→ EXCERPTED PASSAGE
Philosophical work
- Institutions: Emory University, University of Massachusetts, Lowell, George Mason University, American University Brandeis University,
- Main interests: Social philosophy, political philosophy, democratic theory, feminist theory, American philosophy, Continental philosophy

= Noëlle McAfee =

American philosopher

Noëlle McAfee is a professor of philosophy and affiliated faculty in women's, gender, and sexuality studies and psychoanalytic studies at Emory University, where she has taught since 2010. McAfee previously taught at several other universities, including serving as Allen-Berenson Visiting Associate Professor of Philosophy and Women's Studies at Brandeis University. She has worked extensively in democratic theory, new media, and psychoanalytic theories of the public sphere. McAfee is currently the co-chair of Public Philosophy Network, associate editor of the Kettering Review, and has spent a number of years engaged in political issues in Washington, D.C., both before and during her academic career.

==Education and career==
McAfee received a bachelor's degree in history from the University of Texas at Austin in 1986, and a master's degree in public policy from Duke University in 1987. After receiving her initial degrees, before journeying into academic philosophy, McAfee was an organizer and policy advocate in the Washington D.C. area. She worked for Public Citizen's Congress Watch from 1987 to 1988, was the chairperson of the D.C. local of the National Writers Union from 1988 to 1989, and the vice president at large of the National Writers Union in 1990 and 1991. While working as a public interest activist in Washington, D.C., McAfee began to worry that this work would be in vain if people were not really interested in nor capable of democratic self-government.

To address these concerns, she returned to academia to study philosophy. She received a master's degree in philosophy from the University of Wisconsin-Madison in 1990, the same year she became associate editor of the Kettering Review. She went on to receive her doctorate in philosophy from the University of Texas at Austin in 1998. McAfee's research gave her cause to believe that democratic self-government is in fact possible, and within a few years of her first book she resumed her research and engagement in democratic practice, including new work in new media, and post-conflict democratization.

Boxed element entries:
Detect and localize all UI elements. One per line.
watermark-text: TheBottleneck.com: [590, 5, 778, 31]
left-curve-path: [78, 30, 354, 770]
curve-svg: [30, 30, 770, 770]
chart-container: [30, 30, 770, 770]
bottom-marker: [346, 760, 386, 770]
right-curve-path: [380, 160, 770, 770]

→ TASK OBJECTIVE
According to the biography of Noëlle McAfee, why did she return to academia to study philosophy?

→ CORRECT RESPONSE
While working as a public interest activist in Washington, D.C., McAfee began to worry that her work would be in vain if people were not really interested in, or capable of, democratic self-government. She returned to academia to study philosophy to address these concerns.